## Begin Provided entries

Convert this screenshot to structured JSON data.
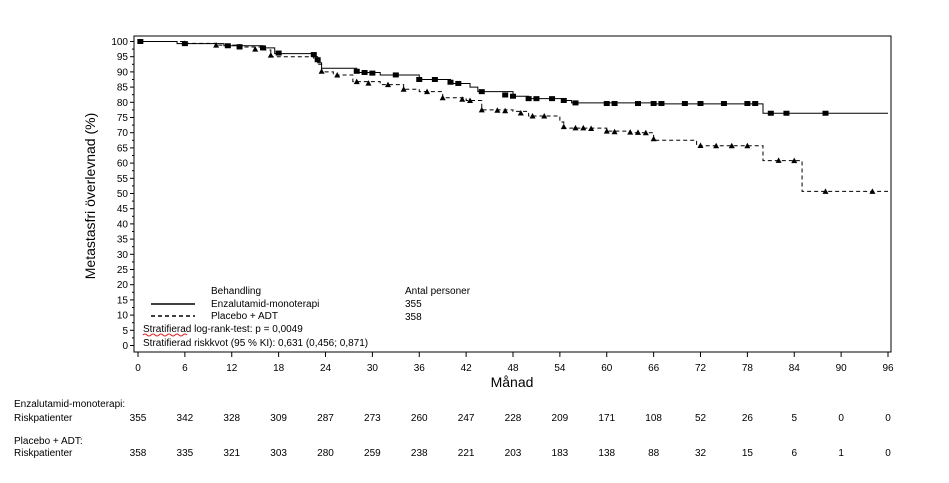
{
  "chart_data": {
    "type": "line",
    "title": "",
    "xlabel": "Månad",
    "ylabel": "Metastasfri överlevnad (%)",
    "xlim": [
      0,
      96
    ],
    "ylim": [
      0,
      100
    ],
    "x_ticks": [
      0,
      6,
      12,
      18,
      24,
      30,
      36,
      42,
      48,
      54,
      60,
      66,
      72,
      78,
      84,
      90,
      96
    ],
    "y_ticks": [
      0,
      5,
      10,
      15,
      20,
      25,
      30,
      35,
      40,
      45,
      50,
      55,
      60,
      65,
      70,
      75,
      80,
      85,
      90,
      95,
      100
    ],
    "grid": false,
    "legend": {
      "placement": "bottom-left",
      "header": "Behandling",
      "count_header": "Antal personer",
      "entries": [
        {
          "label": "Enzalutamid-monoterapi",
          "count": "355",
          "style": "solid"
        },
        {
          "label": "Placebo + ADT",
          "count": "358",
          "style": "dashed"
        }
      ]
    },
    "annotations": [
      "Stratifierad log-rank-test: p = 0,0049",
      "Stratifierad riskkvot (95 % KI): 0,631 (0,456; 0,871)"
    ],
    "series": [
      {
        "name": "Enzalutamid-monoterapi",
        "style": "solid",
        "censor_marker": "square",
        "steps": [
          [
            0,
            100
          ],
          [
            5,
            99.3
          ],
          [
            11,
            98.6
          ],
          [
            16,
            97.9
          ],
          [
            17.5,
            96
          ],
          [
            22.5,
            95
          ],
          [
            23,
            93
          ],
          [
            23.5,
            91.2
          ],
          [
            28,
            89.8
          ],
          [
            31,
            89
          ],
          [
            36,
            87.5
          ],
          [
            40,
            86.2
          ],
          [
            42.5,
            85
          ],
          [
            43.5,
            83.5
          ],
          [
            48,
            82
          ],
          [
            50,
            81.2
          ],
          [
            54.5,
            80.6
          ],
          [
            55.5,
            79.8
          ],
          [
            66,
            79.5
          ],
          [
            80,
            76.4
          ],
          [
            96,
            76.4
          ]
        ],
        "censors": [
          [
            0.3,
            100
          ],
          [
            6,
            99.3
          ],
          [
            11.5,
            98.6
          ],
          [
            13,
            98.3
          ],
          [
            16,
            97.9
          ],
          [
            18,
            96.2
          ],
          [
            22.5,
            95.7
          ],
          [
            23,
            94
          ],
          [
            28,
            90.2
          ],
          [
            29,
            89.8
          ],
          [
            30,
            89.6
          ],
          [
            33,
            89
          ],
          [
            36,
            87.5
          ],
          [
            38,
            87.5
          ],
          [
            40,
            86.6
          ],
          [
            41,
            86.2
          ],
          [
            44,
            83.5
          ],
          [
            47,
            82.4
          ],
          [
            48,
            82
          ],
          [
            50,
            81.2
          ],
          [
            51,
            81.2
          ],
          [
            53,
            81.2
          ],
          [
            54.5,
            80.6
          ],
          [
            56,
            79.8
          ],
          [
            60,
            79.6
          ],
          [
            61,
            79.6
          ],
          [
            64,
            79.6
          ],
          [
            66,
            79.6
          ],
          [
            67,
            79.6
          ],
          [
            70,
            79.6
          ],
          [
            72,
            79.6
          ],
          [
            75,
            79.6
          ],
          [
            78,
            79.6
          ],
          [
            79,
            79.6
          ],
          [
            81,
            76.4
          ],
          [
            83,
            76.4
          ],
          [
            88,
            76.4
          ]
        ]
      },
      {
        "name": "Placebo + ADT",
        "style": "dashed",
        "censor_marker": "triangle",
        "steps": [
          [
            0,
            100
          ],
          [
            6,
            99.4
          ],
          [
            10,
            98.8
          ],
          [
            13,
            98.2
          ],
          [
            16,
            97.2
          ],
          [
            17,
            95
          ],
          [
            22.5,
            94.5
          ],
          [
            23,
            92.5
          ],
          [
            23.5,
            90
          ],
          [
            25,
            89
          ],
          [
            27.5,
            86.8
          ],
          [
            31,
            85.8
          ],
          [
            34,
            84.3
          ],
          [
            36,
            83.5
          ],
          [
            39,
            81.5
          ],
          [
            42,
            80.6
          ],
          [
            44,
            77.5
          ],
          [
            48,
            77
          ],
          [
            50,
            75.5
          ],
          [
            54,
            73.5
          ],
          [
            54.5,
            71.5
          ],
          [
            60,
            70.5
          ],
          [
            63,
            70
          ],
          [
            66,
            67.5
          ],
          [
            71.5,
            65.7
          ],
          [
            80,
            60.8
          ],
          [
            85,
            50.7
          ],
          [
            96,
            50.7
          ]
        ],
        "censors": [
          [
            6,
            99.4
          ],
          [
            10,
            98.8
          ],
          [
            13,
            98.2
          ],
          [
            15,
            97.5
          ],
          [
            17,
            95.5
          ],
          [
            23.5,
            90.2
          ],
          [
            25.5,
            89
          ],
          [
            28,
            86.8
          ],
          [
            29.5,
            86.3
          ],
          [
            32,
            85.8
          ],
          [
            34,
            84.3
          ],
          [
            37,
            83.5
          ],
          [
            39,
            81.5
          ],
          [
            41.5,
            81
          ],
          [
            42.5,
            80.6
          ],
          [
            44,
            77.5
          ],
          [
            46,
            77.4
          ],
          [
            47,
            77.2
          ],
          [
            49,
            76.5
          ],
          [
            50.5,
            75.5
          ],
          [
            52,
            75.5
          ],
          [
            54.5,
            72
          ],
          [
            56,
            71.6
          ],
          [
            57,
            71.6
          ],
          [
            58,
            71.4
          ],
          [
            60,
            70.5
          ],
          [
            61,
            70.3
          ],
          [
            63,
            70.2
          ],
          [
            64,
            70.1
          ],
          [
            65,
            70
          ],
          [
            66,
            68
          ],
          [
            72,
            65.8
          ],
          [
            74,
            65.7
          ],
          [
            76,
            65.7
          ],
          [
            78,
            65.7
          ],
          [
            82,
            60.9
          ],
          [
            84,
            60.8
          ],
          [
            88,
            50.7
          ],
          [
            94,
            50.7
          ]
        ]
      }
    ],
    "risk_table": {
      "times": [
        0,
        6,
        12,
        18,
        24,
        30,
        36,
        42,
        48,
        54,
        60,
        66,
        72,
        78,
        84,
        90,
        96
      ],
      "rows": [
        {
          "group_label": "Enzalutamid-monoterapi:",
          "row_label": "Riskpatienter",
          "values": [
            "355",
            "342",
            "328",
            "309",
            "287",
            "273",
            "260",
            "247",
            "228",
            "209",
            "171",
            "108",
            "52",
            "26",
            "5",
            "0",
            "0"
          ]
        },
        {
          "group_label": "Placebo + ADT:",
          "row_label": "Riskpatienter",
          "values": [
            "358",
            "335",
            "321",
            "303",
            "280",
            "259",
            "238",
            "221",
            "203",
            "183",
            "138",
            "88",
            "32",
            "15",
            "6",
            "1",
            "0"
          ]
        }
      ]
    },
    "colors": {
      "line": "#000000",
      "squiggle": "#e02020"
    }
  }
}
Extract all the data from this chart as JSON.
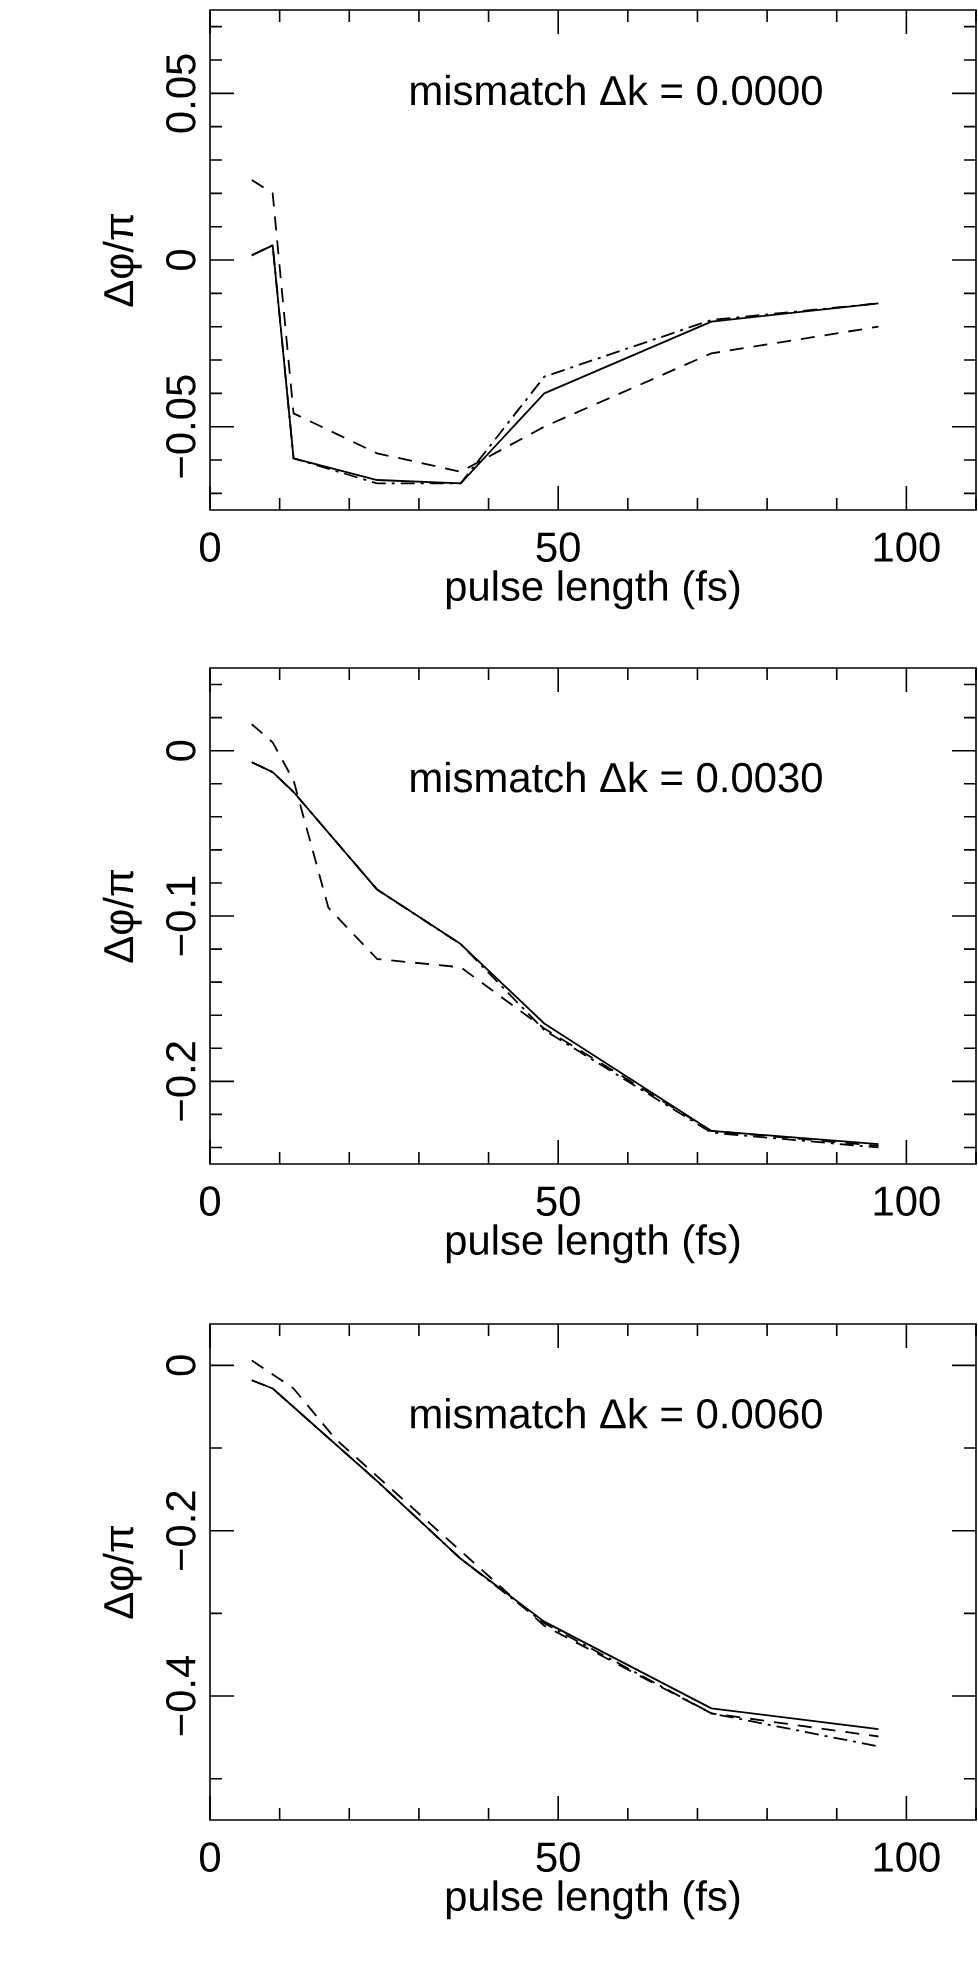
{
  "chart_data": [
    {
      "type": "line",
      "xlabel": "pulse length (fs)",
      "ylabel": "Δφ/π",
      "annotations": [
        "mismatch Δk = 0.0000"
      ],
      "xlim": [
        0,
        110
      ],
      "ylim": [
        -0.075,
        0.075
      ],
      "xticks": [
        0,
        {
          "value": 10,
          "label": null
        },
        {
          "value": 20,
          "label": null
        },
        {
          "value": 30,
          "label": null
        },
        {
          "value": 40,
          "label": null
        },
        50,
        {
          "value": 60,
          "label": null
        },
        {
          "value": 70,
          "label": null
        },
        {
          "value": 80,
          "label": null
        },
        {
          "value": 90,
          "label": null
        },
        100,
        {
          "value": 110,
          "label": null
        }
      ],
      "yticks": [
        {
          "value": -0.07,
          "label": null
        },
        {
          "value": -0.06,
          "label": null
        },
        {
          "value": -0.05,
          "label": "−0.05"
        },
        {
          "value": -0.04,
          "label": null
        },
        {
          "value": -0.03,
          "label": null
        },
        {
          "value": -0.02,
          "label": null
        },
        {
          "value": -0.01,
          "label": null
        },
        0,
        {
          "value": 0.01,
          "label": null
        },
        {
          "value": 0.02,
          "label": null
        },
        {
          "value": 0.03,
          "label": null
        },
        {
          "value": 0.04,
          "label": null
        },
        0.05,
        {
          "value": 0.06,
          "label": null
        },
        {
          "value": 0.07,
          "label": null
        }
      ],
      "series": [
        {
          "color": "#000000",
          "line_style": "solid",
          "x": [
            6,
            9,
            12,
            24,
            36,
            48,
            72,
            96
          ],
          "values": [
            0.0014,
            0.0044,
            -0.0595,
            -0.066,
            -0.067,
            -0.04,
            -0.0185,
            -0.013
          ]
        },
        {
          "color": "#000000",
          "line_style": "dashed",
          "x": [
            6,
            9,
            12,
            24,
            36,
            48,
            72,
            96
          ],
          "values": [
            0.024,
            0.02,
            -0.046,
            -0.058,
            -0.0635,
            -0.05,
            -0.028,
            -0.02
          ]
        },
        {
          "color": "#000000",
          "line_style": "dashdot",
          "x": [
            6,
            9,
            12,
            24,
            36,
            48,
            72,
            96
          ],
          "values": [
            0.0014,
            0.0044,
            -0.0595,
            -0.067,
            -0.067,
            -0.035,
            -0.018,
            -0.013
          ]
        }
      ]
    },
    {
      "type": "line",
      "xlabel": "pulse length (fs)",
      "ylabel": "Δφ/π",
      "annotations": [
        "mismatch Δk = 0.0030"
      ],
      "xlim": [
        0,
        110
      ],
      "ylim": [
        -0.25,
        0.05
      ],
      "xticks": [
        0,
        {
          "value": 10,
          "label": null
        },
        {
          "value": 20,
          "label": null
        },
        {
          "value": 30,
          "label": null
        },
        {
          "value": 40,
          "label": null
        },
        50,
        {
          "value": 60,
          "label": null
        },
        {
          "value": 70,
          "label": null
        },
        {
          "value": 80,
          "label": null
        },
        {
          "value": 90,
          "label": null
        },
        100,
        {
          "value": 110,
          "label": null
        }
      ],
      "yticks": [
        {
          "value": -0.24,
          "label": null
        },
        {
          "value": -0.22,
          "label": null
        },
        {
          "value": -0.2,
          "label": "−0.2"
        },
        {
          "value": -0.18,
          "label": null
        },
        {
          "value": -0.16,
          "label": null
        },
        {
          "value": -0.14,
          "label": null
        },
        {
          "value": -0.12,
          "label": null
        },
        {
          "value": -0.1,
          "label": "−0.1"
        },
        {
          "value": -0.08,
          "label": null
        },
        {
          "value": -0.06,
          "label": null
        },
        {
          "value": -0.04,
          "label": null
        },
        {
          "value": -0.02,
          "label": null
        },
        0,
        {
          "value": 0.02,
          "label": null
        },
        {
          "value": 0.04,
          "label": null
        }
      ],
      "series": [
        {
          "color": "#000000",
          "line_style": "solid",
          "x": [
            6,
            9,
            12,
            24,
            36,
            48,
            72,
            96
          ],
          "values": [
            -0.007,
            -0.013,
            -0.025,
            -0.084,
            -0.117,
            -0.165,
            -0.23,
            -0.238
          ]
        },
        {
          "color": "#000000",
          "line_style": "dashed",
          "x": [
            6,
            9,
            12,
            17,
            24,
            36,
            48,
            72,
            96
          ],
          "values": [
            0.016,
            0.005,
            -0.018,
            -0.095,
            -0.126,
            -0.131,
            -0.168,
            -0.23,
            -0.239
          ]
        },
        {
          "color": "#000000",
          "line_style": "dashdot",
          "x": [
            6,
            9,
            12,
            24,
            36,
            48,
            72,
            96
          ],
          "values": [
            -0.007,
            -0.013,
            -0.025,
            -0.084,
            -0.117,
            -0.169,
            -0.231,
            -0.24
          ]
        }
      ]
    },
    {
      "type": "line",
      "xlabel": "pulse length (fs)",
      "ylabel": "Δφ/π",
      "annotations": [
        "mismatch Δk = 0.0060"
      ],
      "xlim": [
        0,
        110
      ],
      "ylim": [
        -0.55,
        0.05
      ],
      "xticks": [
        0,
        {
          "value": 10,
          "label": null
        },
        {
          "value": 20,
          "label": null
        },
        {
          "value": 30,
          "label": null
        },
        {
          "value": 40,
          "label": null
        },
        50,
        {
          "value": 60,
          "label": null
        },
        {
          "value": 70,
          "label": null
        },
        {
          "value": 80,
          "label": null
        },
        {
          "value": 90,
          "label": null
        },
        100,
        {
          "value": 110,
          "label": null
        }
      ],
      "yticks": [
        {
          "value": -0.5,
          "label": null
        },
        {
          "value": -0.4,
          "label": "−0.4"
        },
        {
          "value": -0.3,
          "label": null
        },
        {
          "value": -0.2,
          "label": "−0.2"
        },
        {
          "value": -0.1,
          "label": null
        },
        0
      ],
      "series": [
        {
          "color": "#000000",
          "line_style": "solid",
          "x": [
            6,
            9,
            24,
            36,
            48,
            72,
            96
          ],
          "values": [
            -0.018,
            -0.028,
            -0.14,
            -0.234,
            -0.31,
            -0.415,
            -0.44
          ]
        },
        {
          "color": "#000000",
          "line_style": "dashed",
          "x": [
            6,
            12,
            18,
            48,
            72,
            96
          ],
          "values": [
            0.006,
            -0.028,
            -0.089,
            -0.315,
            -0.421,
            -0.449
          ]
        },
        {
          "color": "#000000",
          "line_style": "dashdot",
          "x": [
            6,
            9,
            24,
            36,
            48,
            72,
            96
          ],
          "values": [
            -0.018,
            -0.028,
            -0.14,
            -0.234,
            -0.312,
            -0.421,
            -0.461
          ]
        }
      ]
    }
  ]
}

## End Provided entries

> **What to produce**
Pull every line holding "name" out of the records.

> **Task result**
        "name": "Enzalutamid-monoterapi",
        "name": "Placebo + ADT",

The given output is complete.